### YOUR OBJECTIVE:
Identify every line in the records below that contains the word "Political", and reproduce each one.

** start of GIVEN DATA **

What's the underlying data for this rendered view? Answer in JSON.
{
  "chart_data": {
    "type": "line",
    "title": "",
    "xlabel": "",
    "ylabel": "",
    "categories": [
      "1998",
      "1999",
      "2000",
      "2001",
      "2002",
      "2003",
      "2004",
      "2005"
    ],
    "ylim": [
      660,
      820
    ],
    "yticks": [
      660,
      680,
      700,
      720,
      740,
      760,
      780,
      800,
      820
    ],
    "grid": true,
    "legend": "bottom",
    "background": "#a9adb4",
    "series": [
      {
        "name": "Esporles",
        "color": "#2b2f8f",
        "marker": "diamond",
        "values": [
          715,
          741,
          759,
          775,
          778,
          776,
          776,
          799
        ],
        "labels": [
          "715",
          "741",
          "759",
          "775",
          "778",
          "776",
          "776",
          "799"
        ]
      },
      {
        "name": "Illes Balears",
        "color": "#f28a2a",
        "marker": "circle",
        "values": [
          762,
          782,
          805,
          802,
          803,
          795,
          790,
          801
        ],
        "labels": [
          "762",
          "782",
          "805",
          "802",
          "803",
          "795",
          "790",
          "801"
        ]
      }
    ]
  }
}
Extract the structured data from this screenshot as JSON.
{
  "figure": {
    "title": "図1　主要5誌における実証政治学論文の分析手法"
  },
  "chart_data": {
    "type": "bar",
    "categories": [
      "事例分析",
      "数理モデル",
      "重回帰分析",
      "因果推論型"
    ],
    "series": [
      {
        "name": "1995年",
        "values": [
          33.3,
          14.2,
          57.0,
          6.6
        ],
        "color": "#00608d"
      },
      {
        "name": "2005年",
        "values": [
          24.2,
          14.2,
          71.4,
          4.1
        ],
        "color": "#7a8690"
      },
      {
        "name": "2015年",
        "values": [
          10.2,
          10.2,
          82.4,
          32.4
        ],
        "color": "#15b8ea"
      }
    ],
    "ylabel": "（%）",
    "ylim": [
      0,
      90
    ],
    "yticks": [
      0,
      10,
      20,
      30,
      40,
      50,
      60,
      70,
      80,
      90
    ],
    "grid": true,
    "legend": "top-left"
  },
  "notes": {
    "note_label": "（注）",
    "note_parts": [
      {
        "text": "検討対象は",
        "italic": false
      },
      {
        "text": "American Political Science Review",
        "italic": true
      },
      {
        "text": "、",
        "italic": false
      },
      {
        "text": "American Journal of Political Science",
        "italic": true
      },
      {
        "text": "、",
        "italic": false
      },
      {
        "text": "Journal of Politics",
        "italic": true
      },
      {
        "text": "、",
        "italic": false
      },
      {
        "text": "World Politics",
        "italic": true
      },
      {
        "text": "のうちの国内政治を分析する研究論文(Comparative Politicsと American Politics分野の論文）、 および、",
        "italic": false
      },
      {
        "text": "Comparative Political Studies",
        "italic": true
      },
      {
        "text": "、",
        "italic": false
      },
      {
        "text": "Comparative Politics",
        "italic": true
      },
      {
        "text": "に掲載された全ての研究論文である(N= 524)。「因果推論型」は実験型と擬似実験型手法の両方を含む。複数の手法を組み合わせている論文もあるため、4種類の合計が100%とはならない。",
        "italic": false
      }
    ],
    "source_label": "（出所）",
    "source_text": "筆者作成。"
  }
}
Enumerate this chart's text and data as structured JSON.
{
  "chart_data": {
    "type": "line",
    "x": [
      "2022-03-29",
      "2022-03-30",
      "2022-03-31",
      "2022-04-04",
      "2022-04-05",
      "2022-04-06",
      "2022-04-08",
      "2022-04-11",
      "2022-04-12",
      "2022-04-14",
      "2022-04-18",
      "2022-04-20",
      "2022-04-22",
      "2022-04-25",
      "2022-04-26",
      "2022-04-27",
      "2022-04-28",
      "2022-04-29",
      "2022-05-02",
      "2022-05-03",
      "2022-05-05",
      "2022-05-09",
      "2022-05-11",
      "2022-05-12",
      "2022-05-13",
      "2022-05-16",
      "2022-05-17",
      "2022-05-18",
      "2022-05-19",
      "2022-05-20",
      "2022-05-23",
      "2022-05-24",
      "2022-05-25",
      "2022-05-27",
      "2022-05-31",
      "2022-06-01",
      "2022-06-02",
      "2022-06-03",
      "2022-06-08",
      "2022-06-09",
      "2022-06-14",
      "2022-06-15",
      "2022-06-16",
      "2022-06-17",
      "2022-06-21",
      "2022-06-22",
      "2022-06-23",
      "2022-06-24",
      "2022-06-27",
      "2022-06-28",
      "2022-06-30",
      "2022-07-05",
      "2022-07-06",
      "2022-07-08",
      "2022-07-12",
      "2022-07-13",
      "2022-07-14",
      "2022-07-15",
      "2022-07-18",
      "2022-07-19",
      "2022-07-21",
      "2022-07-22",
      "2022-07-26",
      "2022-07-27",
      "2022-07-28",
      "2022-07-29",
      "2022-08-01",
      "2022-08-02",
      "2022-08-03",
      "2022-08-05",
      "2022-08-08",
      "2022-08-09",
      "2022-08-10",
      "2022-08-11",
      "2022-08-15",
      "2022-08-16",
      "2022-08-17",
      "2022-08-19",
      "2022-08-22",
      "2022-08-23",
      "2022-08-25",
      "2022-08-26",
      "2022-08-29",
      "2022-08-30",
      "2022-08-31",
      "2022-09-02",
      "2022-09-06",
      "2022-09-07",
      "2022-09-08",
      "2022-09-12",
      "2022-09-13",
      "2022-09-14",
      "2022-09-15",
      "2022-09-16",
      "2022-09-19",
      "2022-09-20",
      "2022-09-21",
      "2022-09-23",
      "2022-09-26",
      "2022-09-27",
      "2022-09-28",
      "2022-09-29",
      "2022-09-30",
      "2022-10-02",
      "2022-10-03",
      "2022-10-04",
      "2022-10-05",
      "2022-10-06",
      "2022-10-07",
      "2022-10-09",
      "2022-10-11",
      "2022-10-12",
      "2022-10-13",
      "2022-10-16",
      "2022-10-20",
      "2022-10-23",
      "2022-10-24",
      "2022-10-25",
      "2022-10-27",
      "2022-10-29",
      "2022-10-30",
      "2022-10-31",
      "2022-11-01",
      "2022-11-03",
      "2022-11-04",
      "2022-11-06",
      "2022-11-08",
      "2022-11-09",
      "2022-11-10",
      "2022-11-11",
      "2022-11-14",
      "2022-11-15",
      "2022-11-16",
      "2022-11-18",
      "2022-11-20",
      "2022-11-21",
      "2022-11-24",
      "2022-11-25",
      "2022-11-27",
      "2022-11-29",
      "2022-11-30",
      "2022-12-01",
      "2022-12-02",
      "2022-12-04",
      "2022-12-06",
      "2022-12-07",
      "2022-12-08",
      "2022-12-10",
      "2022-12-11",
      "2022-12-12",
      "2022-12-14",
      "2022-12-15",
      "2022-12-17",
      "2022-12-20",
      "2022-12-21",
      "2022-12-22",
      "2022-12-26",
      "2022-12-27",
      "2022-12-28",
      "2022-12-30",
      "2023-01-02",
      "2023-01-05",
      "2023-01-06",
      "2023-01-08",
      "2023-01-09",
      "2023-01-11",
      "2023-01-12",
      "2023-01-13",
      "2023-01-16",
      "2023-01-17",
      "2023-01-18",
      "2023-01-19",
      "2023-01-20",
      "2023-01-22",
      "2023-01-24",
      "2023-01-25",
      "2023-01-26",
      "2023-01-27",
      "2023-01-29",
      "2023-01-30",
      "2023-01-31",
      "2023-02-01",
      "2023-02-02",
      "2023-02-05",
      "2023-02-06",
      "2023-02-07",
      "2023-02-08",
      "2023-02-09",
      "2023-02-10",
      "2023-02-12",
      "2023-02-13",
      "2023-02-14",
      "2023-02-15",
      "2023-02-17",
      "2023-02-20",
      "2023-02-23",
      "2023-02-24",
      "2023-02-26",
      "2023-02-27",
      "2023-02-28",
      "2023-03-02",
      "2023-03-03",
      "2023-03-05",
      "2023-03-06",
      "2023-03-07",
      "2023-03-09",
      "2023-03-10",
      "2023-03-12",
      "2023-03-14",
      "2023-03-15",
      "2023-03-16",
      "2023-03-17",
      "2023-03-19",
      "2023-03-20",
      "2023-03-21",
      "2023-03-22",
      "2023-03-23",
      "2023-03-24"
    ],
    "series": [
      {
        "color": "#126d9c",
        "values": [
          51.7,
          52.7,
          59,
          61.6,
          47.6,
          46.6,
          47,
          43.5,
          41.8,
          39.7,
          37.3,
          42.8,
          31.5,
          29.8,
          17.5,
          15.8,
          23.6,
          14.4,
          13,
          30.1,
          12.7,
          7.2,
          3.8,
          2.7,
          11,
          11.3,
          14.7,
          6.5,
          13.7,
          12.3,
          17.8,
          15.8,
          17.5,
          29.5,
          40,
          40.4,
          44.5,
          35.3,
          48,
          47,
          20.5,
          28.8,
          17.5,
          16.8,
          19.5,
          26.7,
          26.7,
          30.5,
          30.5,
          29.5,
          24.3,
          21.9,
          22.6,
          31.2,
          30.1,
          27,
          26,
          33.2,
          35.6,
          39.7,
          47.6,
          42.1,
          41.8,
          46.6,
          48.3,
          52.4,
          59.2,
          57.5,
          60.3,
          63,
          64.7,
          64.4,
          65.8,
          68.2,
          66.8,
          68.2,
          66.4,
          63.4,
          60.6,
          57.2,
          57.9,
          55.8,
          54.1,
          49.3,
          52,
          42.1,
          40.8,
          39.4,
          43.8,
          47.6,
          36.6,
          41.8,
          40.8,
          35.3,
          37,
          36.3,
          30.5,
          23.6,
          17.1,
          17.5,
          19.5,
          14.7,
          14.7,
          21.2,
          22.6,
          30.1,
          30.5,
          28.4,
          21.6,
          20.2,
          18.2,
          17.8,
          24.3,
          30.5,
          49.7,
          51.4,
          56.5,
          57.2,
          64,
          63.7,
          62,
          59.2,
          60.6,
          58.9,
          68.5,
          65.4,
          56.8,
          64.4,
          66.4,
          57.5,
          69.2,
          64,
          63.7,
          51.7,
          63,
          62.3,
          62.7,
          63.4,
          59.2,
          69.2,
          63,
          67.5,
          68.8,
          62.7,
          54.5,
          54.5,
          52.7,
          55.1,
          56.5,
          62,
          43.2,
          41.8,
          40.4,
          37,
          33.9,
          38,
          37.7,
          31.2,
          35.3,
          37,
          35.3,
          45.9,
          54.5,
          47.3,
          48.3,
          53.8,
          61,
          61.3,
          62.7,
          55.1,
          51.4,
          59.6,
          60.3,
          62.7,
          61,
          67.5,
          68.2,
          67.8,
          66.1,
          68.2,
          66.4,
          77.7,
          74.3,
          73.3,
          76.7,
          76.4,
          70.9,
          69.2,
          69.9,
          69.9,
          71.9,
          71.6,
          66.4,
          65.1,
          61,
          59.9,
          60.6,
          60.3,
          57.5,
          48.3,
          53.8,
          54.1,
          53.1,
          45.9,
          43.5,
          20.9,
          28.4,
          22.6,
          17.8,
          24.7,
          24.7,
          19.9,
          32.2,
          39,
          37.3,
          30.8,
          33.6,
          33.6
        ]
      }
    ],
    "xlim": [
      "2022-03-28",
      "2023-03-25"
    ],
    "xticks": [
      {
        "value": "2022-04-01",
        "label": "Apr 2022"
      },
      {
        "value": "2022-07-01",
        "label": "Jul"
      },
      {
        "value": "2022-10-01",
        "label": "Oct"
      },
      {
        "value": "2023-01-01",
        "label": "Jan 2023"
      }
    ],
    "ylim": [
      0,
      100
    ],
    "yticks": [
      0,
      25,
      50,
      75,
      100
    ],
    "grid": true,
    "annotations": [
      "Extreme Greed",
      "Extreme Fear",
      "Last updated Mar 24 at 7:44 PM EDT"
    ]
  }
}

** end of GIVEN DATA **

### SOLVED PROBLEM:
        "text": "American Political Science Review",
        "text": "American Journal of Political Science",
        "text": "Comparative Political Studies",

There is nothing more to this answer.